## Start TASK MATERIAL

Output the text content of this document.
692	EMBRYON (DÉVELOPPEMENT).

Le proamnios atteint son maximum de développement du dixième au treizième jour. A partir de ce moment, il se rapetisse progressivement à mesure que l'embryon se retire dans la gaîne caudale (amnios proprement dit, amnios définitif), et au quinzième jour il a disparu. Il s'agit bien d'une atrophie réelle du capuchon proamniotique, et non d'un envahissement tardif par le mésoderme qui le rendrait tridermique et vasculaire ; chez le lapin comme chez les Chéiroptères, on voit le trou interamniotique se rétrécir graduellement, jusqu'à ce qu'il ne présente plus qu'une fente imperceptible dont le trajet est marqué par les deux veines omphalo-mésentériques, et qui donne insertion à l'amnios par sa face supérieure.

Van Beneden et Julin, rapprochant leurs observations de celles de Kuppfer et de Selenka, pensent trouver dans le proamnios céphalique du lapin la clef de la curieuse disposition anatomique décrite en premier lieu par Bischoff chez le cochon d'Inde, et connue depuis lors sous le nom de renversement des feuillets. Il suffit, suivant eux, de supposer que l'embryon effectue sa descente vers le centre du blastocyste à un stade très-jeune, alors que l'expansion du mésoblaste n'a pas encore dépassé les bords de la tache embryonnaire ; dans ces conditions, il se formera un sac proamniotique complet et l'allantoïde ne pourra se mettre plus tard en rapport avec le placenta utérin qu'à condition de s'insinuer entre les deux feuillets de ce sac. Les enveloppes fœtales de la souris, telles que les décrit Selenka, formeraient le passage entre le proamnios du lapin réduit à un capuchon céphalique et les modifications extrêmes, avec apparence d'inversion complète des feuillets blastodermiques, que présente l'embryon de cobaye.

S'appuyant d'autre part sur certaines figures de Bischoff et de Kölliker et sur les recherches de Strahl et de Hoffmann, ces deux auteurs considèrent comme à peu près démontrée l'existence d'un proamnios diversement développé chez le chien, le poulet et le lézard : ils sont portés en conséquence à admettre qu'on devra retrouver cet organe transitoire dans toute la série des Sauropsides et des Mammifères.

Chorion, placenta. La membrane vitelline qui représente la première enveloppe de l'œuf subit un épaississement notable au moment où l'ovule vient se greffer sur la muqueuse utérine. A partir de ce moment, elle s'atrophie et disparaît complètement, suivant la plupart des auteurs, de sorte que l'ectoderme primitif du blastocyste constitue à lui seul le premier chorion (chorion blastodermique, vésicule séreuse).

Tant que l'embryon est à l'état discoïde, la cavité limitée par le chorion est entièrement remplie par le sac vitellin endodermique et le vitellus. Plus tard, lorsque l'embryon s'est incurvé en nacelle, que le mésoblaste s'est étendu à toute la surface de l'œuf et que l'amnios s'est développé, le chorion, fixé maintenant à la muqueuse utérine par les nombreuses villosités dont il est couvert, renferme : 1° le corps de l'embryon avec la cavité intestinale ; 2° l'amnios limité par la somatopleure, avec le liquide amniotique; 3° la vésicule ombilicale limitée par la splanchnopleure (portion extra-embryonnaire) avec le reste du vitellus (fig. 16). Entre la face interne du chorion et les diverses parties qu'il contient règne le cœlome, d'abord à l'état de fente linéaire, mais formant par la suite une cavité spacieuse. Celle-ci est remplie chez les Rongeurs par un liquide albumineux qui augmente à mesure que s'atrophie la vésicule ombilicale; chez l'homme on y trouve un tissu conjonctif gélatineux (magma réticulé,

## End TASK MATERIAL

YOUR GOAL:
Please set down each line of the records exactly as given.

FINAL RESULT:
Output the text content of this document.
692	EMBRYON (DÉVELOPPEMENT).

Le proamnios atteint son maximum de développement du dixième au treizième jour. A partir de ce moment, il se rapetisse progressivement à mesure que l'embryon se retire dans la gaîne caudale (amnios proprement dit, amnios définitif), et au quinzième jour il a disparu. Il s'agit bien d'une atrophie réelle du capuchon proamniotique, et non d'un envahissement tardif par le mésoderme qui le rendrait tridermique et vasculaire ; chez le lapin comme chez les Chéiroptères, on voit le trou interamniotique se rétrécir graduellement, jusqu'à ce qu'il ne présente plus qu'une fente imperceptible dont le trajet est marqué par les deux veines omphalo-mésentériques, et qui donne insertion à l'amnios par sa face supérieure.

Van Beneden et Julin, rapprochant leurs observations de celles de Kuppfer et de Selenka, pensent trouver dans le proamnios céphalique du lapin la clef de la curieuse disposition anatomique décrite en premier lieu par Bischoff chez le cochon d'Inde, et connue depuis lors sous le nom de renversement des feuillets. Il suffit, suivant eux, de supposer que l'embryon effectue sa descente vers le centre du blastocyste à un stade très-jeune, alors que l'expansion du mésoblaste n'a pas encore dépassé les bords de la tache embryonnaire ; dans ces conditions, il se formera un sac proamniotique complet et l'allantoïde ne pourra se mettre plus tard en rapport avec le placenta utérin qu'à condition de s'insinuer entre les deux feuillets de ce sac. Les enveloppes fœtales de la souris, telles que les décrit Selenka, formeraient le passage entre le proamnios du lapin réduit à un capuchon céphalique et les modifications extrêmes, avec apparence d'inversion complète des feuillets blastodermiques, que présente l'embryon de cobaye.

S'appuyant d'autre part sur certaines figures de Bischoff et de Kölliker et sur les recherches de Strahl et de Hoffmann, ces deux auteurs considèrent comme à peu près démontrée l'existence d'un proamnios diversement développé chez le chien, le poulet et le lézard : ils sont portés en conséquence à admettre qu'on devra retrouver cet organe transitoire dans toute la série des Sauropsides et des Mammifères.

Chorion, placenta. La membrane vitelline qui représente la première enveloppe de l'œuf subit un épaississement notable au moment où l'ovule vient se greffer sur la muqueuse utérine. A partir de ce moment, elle s'atrophie et disparaît complètement, suivant la plupart des auteurs, de sorte que l'ectoderme primitif du blastocyste constitue à lui seul le premier chorion (chorion blastodermique, vésicule séreuse).

Tant que l'embryon est à l'état discoïde, la cavité limitée par le chorion est entièrement remplie par le sac vitellin endodermique et le vitellus. Plus tard, lorsque l'embryon s'est incurvé en nacelle, que le mésoblaste s'est étendu à toute la surface de l'œuf et que l'amnios s'est développé, le chorion, fixé maintenant à la muqueuse utérine par les nombreuses villosités dont il est couvert, renferme : 1° le corps de l'embryon avec la cavité intestinale ; 2° l'amnios limité par la somatopleure, avec le liquide amniotique; 3° la vésicule ombilicale limitée par la splanchnopleure (portion extra-embryonnaire) avec le reste du vitellus (fig. 16). Entre la face interne du chorion et les diverses parties qu'il contient règne le cœlome, d'abord à l'état de fente linéaire, mais formant par la suite une cavité spacieuse. Celle-ci est remplie chez les Rongeurs par un liquide albumineux qui augmente à mesure que s'atrophie la vésicule ombilicale; chez l'homme on y trouve un tissu conjonctif gélatineux (magma réticulé,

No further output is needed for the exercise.